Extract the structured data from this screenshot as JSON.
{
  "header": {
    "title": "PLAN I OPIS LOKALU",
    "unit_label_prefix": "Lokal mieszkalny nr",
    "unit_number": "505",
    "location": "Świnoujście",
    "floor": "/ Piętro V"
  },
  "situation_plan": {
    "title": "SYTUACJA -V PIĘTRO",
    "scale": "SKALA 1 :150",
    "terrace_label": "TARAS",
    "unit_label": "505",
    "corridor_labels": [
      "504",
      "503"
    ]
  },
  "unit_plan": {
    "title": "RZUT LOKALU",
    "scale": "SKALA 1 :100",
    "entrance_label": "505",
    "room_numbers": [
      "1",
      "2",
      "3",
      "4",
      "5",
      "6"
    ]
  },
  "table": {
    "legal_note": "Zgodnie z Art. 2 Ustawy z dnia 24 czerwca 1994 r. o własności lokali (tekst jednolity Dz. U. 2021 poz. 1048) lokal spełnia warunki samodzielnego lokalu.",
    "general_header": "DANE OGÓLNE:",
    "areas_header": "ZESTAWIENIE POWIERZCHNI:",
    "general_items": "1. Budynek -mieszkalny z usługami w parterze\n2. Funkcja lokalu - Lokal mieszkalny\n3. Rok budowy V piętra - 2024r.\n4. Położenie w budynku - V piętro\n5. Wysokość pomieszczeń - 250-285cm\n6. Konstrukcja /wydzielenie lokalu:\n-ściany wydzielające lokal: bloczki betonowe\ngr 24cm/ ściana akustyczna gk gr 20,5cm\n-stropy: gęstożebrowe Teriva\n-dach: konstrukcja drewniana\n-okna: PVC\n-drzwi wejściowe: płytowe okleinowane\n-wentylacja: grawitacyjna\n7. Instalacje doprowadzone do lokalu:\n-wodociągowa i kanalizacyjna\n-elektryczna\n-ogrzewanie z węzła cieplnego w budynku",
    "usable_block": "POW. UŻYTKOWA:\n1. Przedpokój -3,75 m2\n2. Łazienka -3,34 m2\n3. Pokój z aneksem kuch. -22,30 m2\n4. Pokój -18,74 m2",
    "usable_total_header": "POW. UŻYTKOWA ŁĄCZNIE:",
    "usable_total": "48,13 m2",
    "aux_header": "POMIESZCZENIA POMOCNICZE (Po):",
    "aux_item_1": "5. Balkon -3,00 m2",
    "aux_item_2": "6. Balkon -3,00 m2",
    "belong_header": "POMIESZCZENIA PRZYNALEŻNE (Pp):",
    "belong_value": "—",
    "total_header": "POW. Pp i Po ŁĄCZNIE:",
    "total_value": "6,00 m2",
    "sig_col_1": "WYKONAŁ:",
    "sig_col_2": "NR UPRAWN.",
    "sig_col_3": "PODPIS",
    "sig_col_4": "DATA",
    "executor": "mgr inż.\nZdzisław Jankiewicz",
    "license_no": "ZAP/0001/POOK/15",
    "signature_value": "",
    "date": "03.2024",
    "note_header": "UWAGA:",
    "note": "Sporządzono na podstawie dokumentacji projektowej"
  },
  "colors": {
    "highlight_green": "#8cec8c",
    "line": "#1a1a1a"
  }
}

● ● ●

Reproduce each record exactly, leaving nothing out.

▶ **FINAL RESULT**
Extract the structured data from this screenshot as JSON.
{
  "header": {
    "title": "PLAN I OPIS LOKALU",
    "unit_label_prefix": "Lokal mieszkalny nr",
    "unit_number": "505",
    "location": "Świnoujście",
    "floor": "/ Piętro V"
  },
  "situation_plan": {
    "title": "SYTUACJA -V PIĘTRO",
    "scale": "SKALA 1 :150",
    "terrace_label": "TARAS",
    "unit_label": "505",
    "corridor_labels": [
      "504",
      "503"
    ]
  },
  "unit_plan": {
    "title": "RZUT LOKALU",
    "scale": "SKALA 1 :100",
    "entrance_label": "505",
    "room_numbers": [
      "1",
      "2",
      "3",
      "4",
      "5",
      "6"
    ]
  },
  "table": {
    "legal_note": "Zgodnie z Art. 2 Ustawy z dnia 24 czerwca 1994 r. o własności lokali (tekst jednolity Dz. U. 2021 poz. 1048) lokal spełnia warunki samodzielnego lokalu.",
    "general_header": "DANE OGÓLNE:",
    "areas_header": "ZESTAWIENIE POWIERZCHNI:",
    "general_items": "1. Budynek -mieszkalny z usługami w parterze\n2. Funkcja lokalu - Lokal mieszkalny\n3. Rok budowy V piętra - 2024r.\n4. Położenie w budynku - V piętro\n5. Wysokość pomieszczeń - 250-285cm\n6. Konstrukcja /wydzielenie lokalu:\n-ściany wydzielające lokal: bloczki betonowe\ngr 24cm/ ściana akustyczna gk gr 20,5cm\n-stropy: gęstożebrowe Teriva\n-dach: konstrukcja drewniana\n-okna: PVC\n-drzwi wejściowe: płytowe okleinowane\n-wentylacja: grawitacyjna\n7. Instalacje doprowadzone do lokalu:\n-wodociągowa i kanalizacyjna\n-elektryczna\n-ogrzewanie z węzła cieplnego w budynku",
    "usable_block": "POW. UŻYTKOWA:\n1. Przedpokój -3,75 m2\n2. Łazienka -3,34 m2\n3. Pokój z aneksem kuch. -22,30 m2\n4. Pokój -18,74 m2",
    "usable_total_header": "POW. UŻYTKOWA ŁĄCZNIE:",
    "usable_total": "48,13 m2",
    "aux_header": "POMIESZCZENIA POMOCNICZE (Po):",
    "aux_item_1": "5. Balkon -3,00 m2",
    "aux_item_2": "6. Balkon -3,00 m2",
    "belong_header": "POMIESZCZENIA PRZYNALEŻNE (Pp):",
    "belong_value": "—",
    "total_header": "POW. Pp i Po ŁĄCZNIE:",
    "total_value": "6,00 m2",
    "sig_col_1": "WYKONAŁ:",
    "sig_col_2": "NR UPRAWN.",
    "sig_col_3": "PODPIS",
    "sig_col_4": "DATA",
    "executor": "mgr inż.\nZdzisław Jankiewicz",
    "license_no": "ZAP/0001/POOK/15",
    "signature_value": "",
    "date": "03.2024",
    "note_header": "UWAGA:",
    "note": "Sporządzono na podstawie dokumentacji projektowej"
  },
  "colors": {
    "highlight_green": "#8cec8c",
    "line": "#1a1a1a"
  }
}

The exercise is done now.